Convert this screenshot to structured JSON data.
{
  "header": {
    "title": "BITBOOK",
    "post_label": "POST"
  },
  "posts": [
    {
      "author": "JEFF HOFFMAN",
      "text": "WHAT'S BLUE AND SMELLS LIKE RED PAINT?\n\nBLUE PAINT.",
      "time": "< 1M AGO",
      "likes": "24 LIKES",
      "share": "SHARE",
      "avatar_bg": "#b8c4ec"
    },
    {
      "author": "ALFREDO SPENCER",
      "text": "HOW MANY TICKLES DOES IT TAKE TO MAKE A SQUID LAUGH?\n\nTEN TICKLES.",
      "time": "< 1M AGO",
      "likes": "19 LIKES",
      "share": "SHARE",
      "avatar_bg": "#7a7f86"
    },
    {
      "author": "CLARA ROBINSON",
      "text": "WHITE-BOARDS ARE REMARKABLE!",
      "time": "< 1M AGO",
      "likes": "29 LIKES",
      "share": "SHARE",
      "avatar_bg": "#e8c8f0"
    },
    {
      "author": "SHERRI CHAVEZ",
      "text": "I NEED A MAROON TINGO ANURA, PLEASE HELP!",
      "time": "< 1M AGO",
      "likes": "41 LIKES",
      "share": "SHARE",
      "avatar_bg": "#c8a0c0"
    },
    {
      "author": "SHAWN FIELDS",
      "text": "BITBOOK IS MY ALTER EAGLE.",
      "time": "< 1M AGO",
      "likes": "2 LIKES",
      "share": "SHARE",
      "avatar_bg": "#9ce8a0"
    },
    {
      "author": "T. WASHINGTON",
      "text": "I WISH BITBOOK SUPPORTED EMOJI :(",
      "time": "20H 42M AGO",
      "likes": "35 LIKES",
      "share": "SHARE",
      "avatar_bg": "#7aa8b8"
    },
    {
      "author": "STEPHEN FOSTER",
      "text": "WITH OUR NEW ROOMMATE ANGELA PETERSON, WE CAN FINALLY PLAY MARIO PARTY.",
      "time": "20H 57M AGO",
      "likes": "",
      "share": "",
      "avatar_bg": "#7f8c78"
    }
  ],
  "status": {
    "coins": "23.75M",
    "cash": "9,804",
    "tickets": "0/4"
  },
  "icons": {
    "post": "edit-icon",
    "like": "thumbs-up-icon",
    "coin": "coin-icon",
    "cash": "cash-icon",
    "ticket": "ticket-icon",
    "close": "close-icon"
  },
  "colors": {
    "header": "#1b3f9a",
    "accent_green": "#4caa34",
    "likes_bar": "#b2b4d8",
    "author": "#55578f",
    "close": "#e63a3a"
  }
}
★ ★ ★ ★ ★
__SHORT EXERCISE__.
Write out the material exactly as given.

__SOLUTION TO THIS PROBLEM__.
Convert this screenshot to structured JSON data.
{
  "header": {
    "title": "BITBOOK",
    "post_label": "POST"
  },
  "posts": [
    {
      "author": "JEFF HOFFMAN",
      "text": "WHAT'S BLUE AND SMELLS LIKE RED PAINT?\n\nBLUE PAINT.",
      "time": "< 1M AGO",
      "likes": "24 LIKES",
      "share": "SHARE",
      "avatar_bg": "#b8c4ec"
    },
    {
      "author": "ALFREDO SPENCER",
      "text": "HOW MANY TICKLES DOES IT TAKE TO MAKE A SQUID LAUGH?\n\nTEN TICKLES.",
      "time": "< 1M AGO",
      "likes": "19 LIKES",
      "share": "SHARE",
      "avatar_bg": "#7a7f86"
    },
    {
      "author": "CLARA ROBINSON",
      "text": "WHITE-BOARDS ARE REMARKABLE!",
      "time": "< 1M AGO",
      "likes": "29 LIKES",
      "share": "SHARE",
      "avatar_bg": "#e8c8f0"
    },
    {
      "author": "SHERRI CHAVEZ",
      "text": "I NEED A MAROON TINGO ANURA, PLEASE HELP!",
      "time": "< 1M AGO",
      "likes": "41 LIKES",
      "share": "SHARE",
      "avatar_bg": "#c8a0c0"
    },
    {
      "author": "SHAWN FIELDS",
      "text": "BITBOOK IS MY ALTER EAGLE.",
      "time": "< 1M AGO",
      "likes": "2 LIKES",
      "share": "SHARE",
      "avatar_bg": "#9ce8a0"
    },
    {
      "author": "T. WASHINGTON",
      "text": "I WISH BITBOOK SUPPORTED EMOJI :(",
      "time": "20H 42M AGO",
      "likes": "35 LIKES",
      "share": "SHARE",
      "avatar_bg": "#7aa8b8"
    },
    {
      "author": "STEPHEN FOSTER",
      "text": "WITH OUR NEW ROOMMATE ANGELA PETERSON, WE CAN FINALLY PLAY MARIO PARTY.",
      "time": "20H 57M AGO",
      "likes": "",
      "share": "",
      "avatar_bg": "#7f8c78"
    }
  ],
  "status": {
    "coins": "23.75M",
    "cash": "9,804",
    "tickets": "0/4"
  },
  "icons": {
    "post": "edit-icon",
    "like": "thumbs-up-icon",
    "coin": "coin-icon",
    "cash": "cash-icon",
    "ticket": "ticket-icon",
    "close": "close-icon"
  },
  "colors": {
    "header": "#1b3f9a",
    "accent_green": "#4caa34",
    "likes_bar": "#b2b4d8",
    "author": "#55578f",
    "close": "#e63a3a"
  }
}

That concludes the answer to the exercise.